SUPPLIED PASSAGE:
========================
Does anybody see in db logs the "multi-threaded" ABL sessions after receiving the signals? For example, after receiving HANGUP signal?
Try:
grep " T-2 " *.lg
T-2 I ABL 1923: (562) HANGUP signal received.
I saw the same issue for other signals:
Received signal 7; handling as SIGHUP. (4375) KILL signal received. (298)
but these signals are rarely used.
The statistics comparing the number of “HANGUP signal received” issued by T-2 to their total numbers from the customer running HP-UX:
2018/05/31 10:37:45 24 of 3388 (0.7%) 2018/04/20 18:47:41 308 of 2016 (15.2%) 2017/04/25 11:43:03 14 of 2509 (0.7%) 2017/04/20 11:50:05 24 of 2653 (0.9%) 2016/03/02 18:02:00 780 of 8012 (9.7%)
It was not the full day logs – just the db logs until the incidents. That is why the percentage of the fake threads is varied between logs. Most of fake threads took place in the middle of day. It looks like there are the hundreds of “T-2” per day. Only 5 of them for last two years resulted in the critical issues for a database.
Does it happen only on HP-UX?
signal 7 is SIGEMT. This is used on some UNIX systems to get a process’s attention in various situations such as when a disconnect is requested. Also, IIRC, proshut uses it to signal the main broker.
Hi Gus! Yes, signal 7 is SIGEMT on HP-UX. In Progress V10.2B on HP-UX it was used by broker to notify the local clients to check Usrtodie flag. But the client's sessions handled SIGEMT as HANGUP signal. Since V11 Progress on HP-UX uses SIGTRAP instead of SIGEMT. Progress on Solaris and AIX still uses SIGEMT. All Progress versions on Linux use SIGUSR2 for the same purpose. I named them as a “disconnect” signal.
But my point was: the fake threads are not specific to SIGHUP signals. Any handled signal has a chance to cause a “dissociative identity disorder” of Progress session. But I'm not sure if the issue exists only on HP-UX (Itanium) or not.
not sure what you mean by fake threads.
_progres on UNIX and Linux has only the main thread. When a signal occurs, the main thread’s execution is interrupted and control is given to the signal handler. depending on where the main thread is interrupted, the signal handler can’t do various things and there are library functions which may not be used in signal handlers. in easy cases when things go properly, the main thread continues execution after the signal handler returns.
========================
DATASET ROWS:

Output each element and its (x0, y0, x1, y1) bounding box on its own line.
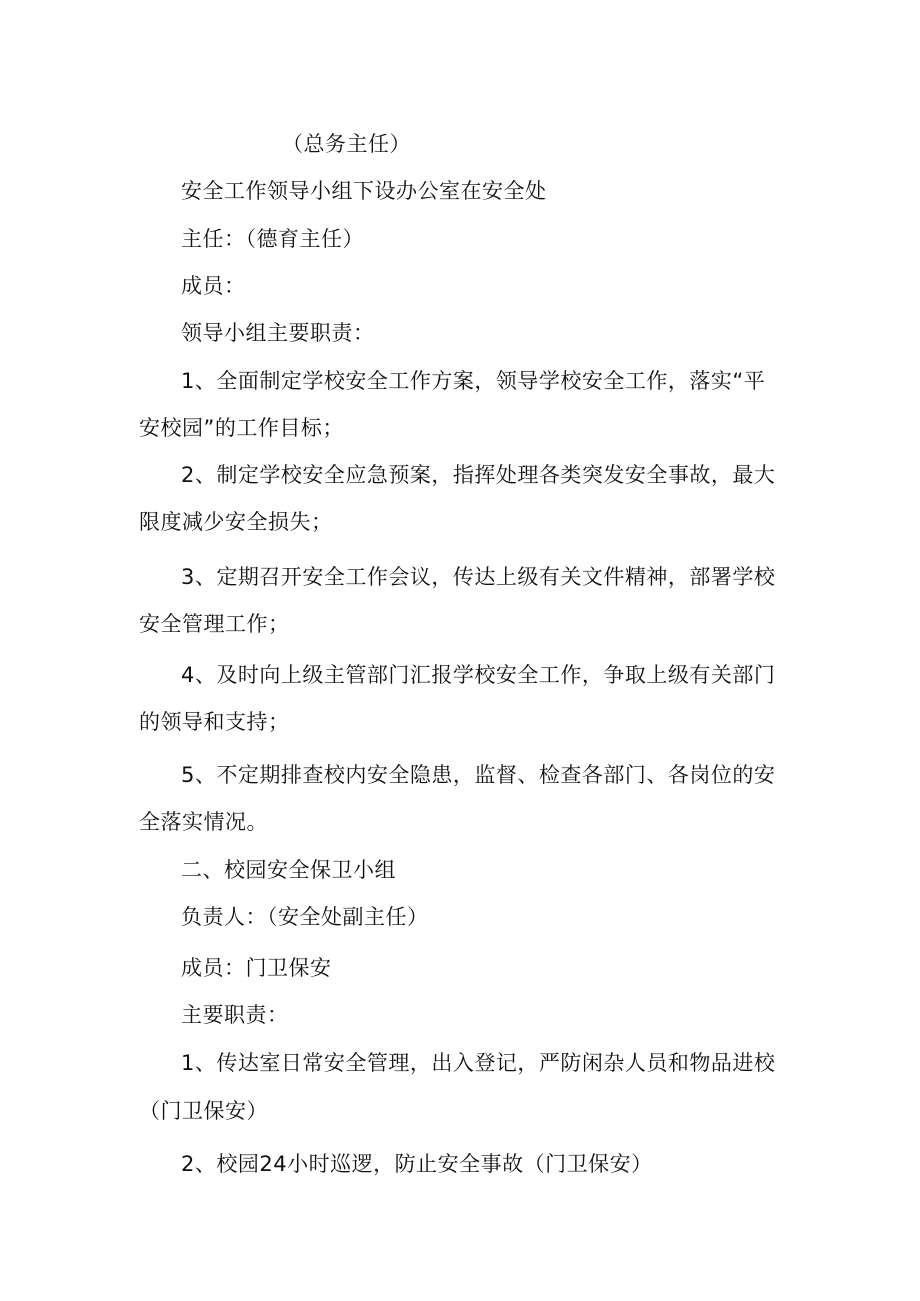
text-line: 领导小组主要职责： (181, 321, 375, 345)
text-line: （门卫保安） (139, 1099, 268, 1123)
text-line: 3、定期召开安全工作会议，传达上级有关文件精神，部署学校 (181, 565, 776, 589)
text-line: 1、传达室日常安全管理，出入登记，严防闲杂人员和物品进校 (181, 1051, 776, 1075)
text-line: 主任：（德育主任） (181, 227, 364, 251)
text-line: 5、不定期排查校内安全隐患，监督、检查各部门、各岗位的安 (181, 763, 776, 787)
text-line: 主要职责： (181, 1003, 289, 1027)
text-line: 二、校园安全保卫小组 (181, 858, 396, 882)
text-line: 限度减少安全损失； (139, 510, 333, 534)
text-line: 2、校园24小时巡逻，防止安全事故（门卫保安） (181, 1152, 653, 1176)
text-line: 1、全面制定学校安全工作方案，领导学校安全工作，落实“平 (181, 369, 766, 393)
text-line: （总务主任） (282, 132, 411, 156)
text-line: 的领导和支持； (139, 710, 290, 734)
text-line: 2、制定学校安全应急预案，指挥处理各类突发安全事故，最大 (181, 463, 776, 487)
text-line: 全落实情况。 (139, 810, 268, 834)
text-line: 安全工作领导小组下设办公室在安全处 (181, 179, 547, 203)
text-line: 安全管理工作； (139, 612, 290, 636)
text-line: 成员：门卫保安 (181, 956, 332, 980)
text-line: 成员： (181, 274, 246, 298)
text-line: 4、及时向上级主管部门汇报学校安全工作，争取上级有关部门 (181, 663, 776, 687)
text-line: 安校园”的工作目标； (139, 416, 344, 440)
text-line: 负责人：（安全处副主任） (181, 905, 429, 929)
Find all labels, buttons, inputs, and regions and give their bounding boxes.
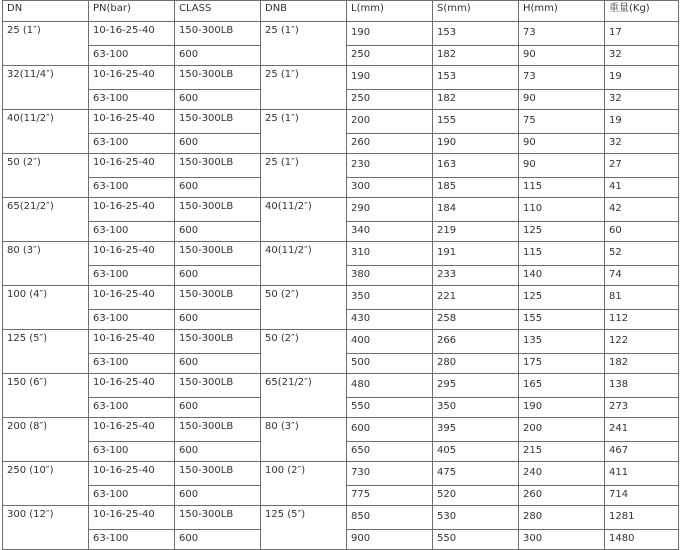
weight-cell: 19 xyxy=(605,110,679,134)
class-cell: 150-300LB xyxy=(175,462,261,486)
l-cell: 550 xyxy=(347,397,433,418)
pn-cell: 63-100 xyxy=(89,441,175,462)
h-cell: 135 xyxy=(519,330,605,354)
class-cell: 150-300LB xyxy=(175,110,261,134)
l-cell: 200 xyxy=(347,110,433,134)
pn-cell: 10-16-25-40 xyxy=(89,198,175,222)
class-cell: 150-300LB xyxy=(175,418,261,442)
pn-cell: 10-16-25-40 xyxy=(89,66,175,90)
weight-cell: 1281 xyxy=(605,506,679,530)
weight-cell: 467 xyxy=(605,441,679,462)
s-cell: 395 xyxy=(433,418,519,442)
dnb-cell: 40(11/2″) xyxy=(261,198,347,242)
h-cell: 140 xyxy=(519,265,605,286)
weight-cell: 81 xyxy=(605,286,679,310)
pn-cell: 10-16-25-40 xyxy=(89,374,175,398)
dnb-cell: 50 (2″) xyxy=(261,330,347,374)
h-cell: 90 xyxy=(519,133,605,154)
weight-cell: 60 xyxy=(605,221,679,242)
s-cell: 280 xyxy=(433,353,519,374)
pn-cell: 63-100 xyxy=(89,89,175,110)
dn-cell: 300 (12″) xyxy=(3,506,89,550)
l-cell: 430 xyxy=(347,309,433,330)
s-cell: 530 xyxy=(433,506,519,530)
l-cell: 850 xyxy=(347,506,433,530)
class-cell: 600 xyxy=(175,529,261,550)
dnb-cell: 25 (1″) xyxy=(261,110,347,154)
class-cell: 600 xyxy=(175,397,261,418)
h-cell: 155 xyxy=(519,309,605,330)
pn-cell: 10-16-25-40 xyxy=(89,506,175,530)
header-class: CLASS xyxy=(175,1,261,22)
h-cell: 280 xyxy=(519,506,605,530)
weight-cell: 52 xyxy=(605,242,679,266)
l-cell: 290 xyxy=(347,198,433,222)
weight-cell: 411 xyxy=(605,462,679,486)
weight-cell: 32 xyxy=(605,45,679,66)
weight-cell: 32 xyxy=(605,89,679,110)
s-cell: 190 xyxy=(433,133,519,154)
header-h: H(mm) xyxy=(519,1,605,22)
dnb-cell: 25 (1″) xyxy=(261,66,347,110)
dn-cell: 40(11/2″) xyxy=(3,110,89,154)
s-cell: 182 xyxy=(433,89,519,110)
class-cell: 600 xyxy=(175,89,261,110)
h-cell: 75 xyxy=(519,110,605,134)
weight-cell: 27 xyxy=(605,154,679,178)
dn-cell: 50 (2″) xyxy=(3,154,89,198)
table-row xyxy=(3,418,679,442)
h-cell: 260 xyxy=(519,485,605,506)
weight-cell: 41 xyxy=(605,177,679,198)
s-cell: 221 xyxy=(433,286,519,310)
s-cell: 475 xyxy=(433,462,519,486)
h-cell: 73 xyxy=(519,66,605,90)
l-cell: 250 xyxy=(347,45,433,66)
pn-cell: 63-100 xyxy=(89,353,175,374)
s-cell: 163 xyxy=(433,154,519,178)
weight-cell: 17 xyxy=(605,22,679,46)
h-cell: 240 xyxy=(519,462,605,486)
h-cell: 165 xyxy=(519,374,605,398)
class-cell: 600 xyxy=(175,353,261,374)
h-cell: 73 xyxy=(519,22,605,46)
dnb-cell: 65(21/2″) xyxy=(261,374,347,418)
table-header xyxy=(3,1,679,22)
class-cell: 150-300LB xyxy=(175,506,261,530)
dn-cell: 200 (8″) xyxy=(3,418,89,462)
pn-cell: 10-16-25-40 xyxy=(89,242,175,266)
table-row xyxy=(3,154,679,178)
pn-cell: 63-100 xyxy=(89,221,175,242)
weight-cell: 74 xyxy=(605,265,679,286)
l-cell: 600 xyxy=(347,418,433,442)
dn-cell: 25 (1″) xyxy=(3,22,89,66)
l-cell: 480 xyxy=(347,374,433,398)
s-cell: 233 xyxy=(433,265,519,286)
l-cell: 500 xyxy=(347,353,433,374)
h-cell: 125 xyxy=(519,286,605,310)
dn-cell: 80 (3″) xyxy=(3,242,89,286)
dnb-cell: 25 (1″) xyxy=(261,22,347,66)
pn-cell: 63-100 xyxy=(89,177,175,198)
header-dn: DN xyxy=(3,1,89,22)
dnb-cell: 100 (2″) xyxy=(261,462,347,506)
s-cell: 405 xyxy=(433,441,519,462)
h-cell: 190 xyxy=(519,397,605,418)
table-row xyxy=(3,286,679,310)
header-dnb: DNB xyxy=(261,1,347,22)
h-cell: 215 xyxy=(519,441,605,462)
pn-cell: 10-16-25-40 xyxy=(89,286,175,310)
pn-cell: 63-100 xyxy=(89,309,175,330)
h-cell: 110 xyxy=(519,198,605,222)
class-cell: 600 xyxy=(175,441,261,462)
l-cell: 380 xyxy=(347,265,433,286)
dn-cell: 150 (6″) xyxy=(3,374,89,418)
l-cell: 350 xyxy=(347,286,433,310)
dnb-cell: 125 (5″) xyxy=(261,506,347,550)
h-cell: 125 xyxy=(519,221,605,242)
s-cell: 295 xyxy=(433,374,519,398)
weight-cell: 122 xyxy=(605,330,679,354)
table-row xyxy=(3,66,679,90)
pn-cell: 10-16-25-40 xyxy=(89,110,175,134)
table-body xyxy=(3,22,679,550)
h-cell: 90 xyxy=(519,89,605,110)
l-cell: 310 xyxy=(347,242,433,266)
pn-cell: 63-100 xyxy=(89,133,175,154)
pn-cell: 10-16-25-40 xyxy=(89,330,175,354)
class-cell: 600 xyxy=(175,485,261,506)
s-cell: 153 xyxy=(433,22,519,46)
class-cell: 150-300LB xyxy=(175,374,261,398)
h-cell: 90 xyxy=(519,45,605,66)
h-cell: 90 xyxy=(519,154,605,178)
l-cell: 340 xyxy=(347,221,433,242)
class-cell: 150-300LB xyxy=(175,286,261,310)
weight-cell: 273 xyxy=(605,397,679,418)
pn-cell: 10-16-25-40 xyxy=(89,462,175,486)
s-cell: 266 xyxy=(433,330,519,354)
class-cell: 150-300LB xyxy=(175,242,261,266)
s-cell: 520 xyxy=(433,485,519,506)
table-row xyxy=(3,506,679,530)
s-cell: 350 xyxy=(433,397,519,418)
dnb-cell: 25 (1″) xyxy=(261,154,347,198)
dnb-cell: 50 (2″) xyxy=(261,286,347,330)
header-l: L(mm) xyxy=(347,1,433,22)
class-cell: 600 xyxy=(175,265,261,286)
l-cell: 775 xyxy=(347,485,433,506)
s-cell: 185 xyxy=(433,177,519,198)
l-cell: 650 xyxy=(347,441,433,462)
weight-cell: 32 xyxy=(605,133,679,154)
dn-cell: 32(11/4″) xyxy=(3,66,89,110)
pn-cell: 63-100 xyxy=(89,485,175,506)
weight-cell: 241 xyxy=(605,418,679,442)
pn-cell: 63-100 xyxy=(89,397,175,418)
weight-cell: 112 xyxy=(605,309,679,330)
class-cell: 150-300LB xyxy=(175,198,261,222)
weight-cell: 19 xyxy=(605,66,679,90)
table-row xyxy=(3,242,679,266)
s-cell: 184 xyxy=(433,198,519,222)
h-cell: 115 xyxy=(519,242,605,266)
s-cell: 153 xyxy=(433,66,519,90)
l-cell: 230 xyxy=(347,154,433,178)
class-cell: 600 xyxy=(175,309,261,330)
h-cell: 300 xyxy=(519,529,605,550)
weight-cell: 1480 xyxy=(605,529,679,550)
weight-cell: 182 xyxy=(605,353,679,374)
header-pn: PN(bar) xyxy=(89,1,175,22)
s-cell: 550 xyxy=(433,529,519,550)
specification-table xyxy=(2,0,679,550)
l-cell: 400 xyxy=(347,330,433,354)
s-cell: 258 xyxy=(433,309,519,330)
weight-cell: 138 xyxy=(605,374,679,398)
l-cell: 190 xyxy=(347,22,433,46)
l-cell: 250 xyxy=(347,89,433,110)
l-cell: 300 xyxy=(347,177,433,198)
pn-cell: 10-16-25-40 xyxy=(89,418,175,442)
table-row xyxy=(3,198,679,222)
dn-cell: 65(21/2″) xyxy=(3,198,89,242)
header-row xyxy=(3,1,679,22)
class-cell: 150-300LB xyxy=(175,66,261,90)
table-row xyxy=(3,374,679,398)
header-s: S(mm) xyxy=(433,1,519,22)
h-cell: 115 xyxy=(519,177,605,198)
s-cell: 219 xyxy=(433,221,519,242)
weight-cell: 42 xyxy=(605,198,679,222)
l-cell: 730 xyxy=(347,462,433,486)
class-cell: 150-300LB xyxy=(175,330,261,354)
dn-cell: 100 (4″) xyxy=(3,286,89,330)
header-weight: 重量(Kg) xyxy=(605,1,679,22)
l-cell: 900 xyxy=(347,529,433,550)
s-cell: 182 xyxy=(433,45,519,66)
dn-cell: 250 (10″) xyxy=(3,462,89,506)
s-cell: 191 xyxy=(433,242,519,266)
pn-cell: 63-100 xyxy=(89,265,175,286)
h-cell: 175 xyxy=(519,353,605,374)
table-row xyxy=(3,110,679,134)
weight-cell: 714 xyxy=(605,485,679,506)
pn-cell: 63-100 xyxy=(89,45,175,66)
s-cell: 155 xyxy=(433,110,519,134)
class-cell: 150-300LB xyxy=(175,22,261,46)
h-cell: 200 xyxy=(519,418,605,442)
pn-cell: 10-16-25-40 xyxy=(89,22,175,46)
class-cell: 600 xyxy=(175,133,261,154)
l-cell: 190 xyxy=(347,66,433,90)
pn-cell: 10-16-25-40 xyxy=(89,154,175,178)
pn-cell: 63-100 xyxy=(89,529,175,550)
l-cell: 260 xyxy=(347,133,433,154)
dn-cell: 125 (5″) xyxy=(3,330,89,374)
dnb-cell: 80 (3″) xyxy=(261,418,347,462)
class-cell: 150-300LB xyxy=(175,154,261,178)
class-cell: 600 xyxy=(175,45,261,66)
class-cell: 600 xyxy=(175,221,261,242)
table-row xyxy=(3,462,679,486)
dnb-cell: 40(11/2″) xyxy=(261,242,347,286)
table-row xyxy=(3,330,679,354)
class-cell: 600 xyxy=(175,177,261,198)
table-row xyxy=(3,22,679,46)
========================
WHAT IS ASKED:
a: From the forum thread on signals in Progress sessions, give again the passage starting with "I saw the same" and going on through "of 8012 (9.7%)".
b: Name every signal in the Progress signals thread that is written with the "SIG" prefix.
c: Pick up the forum thread on signals in Progress sessions after its last sentence and continue it.

TASK-BY-TASK RESULTS:
a:
I saw the same issue for other signals:
Received signal 7; handling as SIGHUP. (4375) KILL signal received. (298)
but these signals are rarely used.
The statistics comparing the number of “HANGUP signal received” issued by T-2 to their total numbers from the customer running HP-UX:
2018/05/31 10:37:45 24 of 3388 (0.7%) 2018/04/20 18:47:41 308 of 2016 (15.2%) 2017/04/25 11:43:03 14 of 2509 (0.7%) 2017/04/20 11:50:05 24 of 2653 (0.9%) 2016/03/02 18:02:00 780 of 8012 (9.7%)

b: SIGHUP, SIGEMT, SIGTRAP, SIGUSR2

c:
further complication is that certain signals are ignored sometimes but not always. for example, SIGINT (normally from ctrl-c) must be handled in an interactive session but ignored in batch and is ignored by servers.
further complication is that some signals, for example a floating point error or illegal instruction, are fatal errors and the process must be terminated /without/ continuing the main thread (otherwise the error will just reoccur).
> not sure what you mean by fake threads.
I expect to see in db log:
T-1 I ABL 1923: (562) HANGUP signal received.
instead of
T-2 I ABL 1923: (562) HANGUP signal received.
Examples:
community.progress.com/.../23440
Upgrade from 10.2B0817 to 11.7.2 did not eliminate 1077's:
SYSTEM ERROR: Attempt to free buffer type 2 (1077)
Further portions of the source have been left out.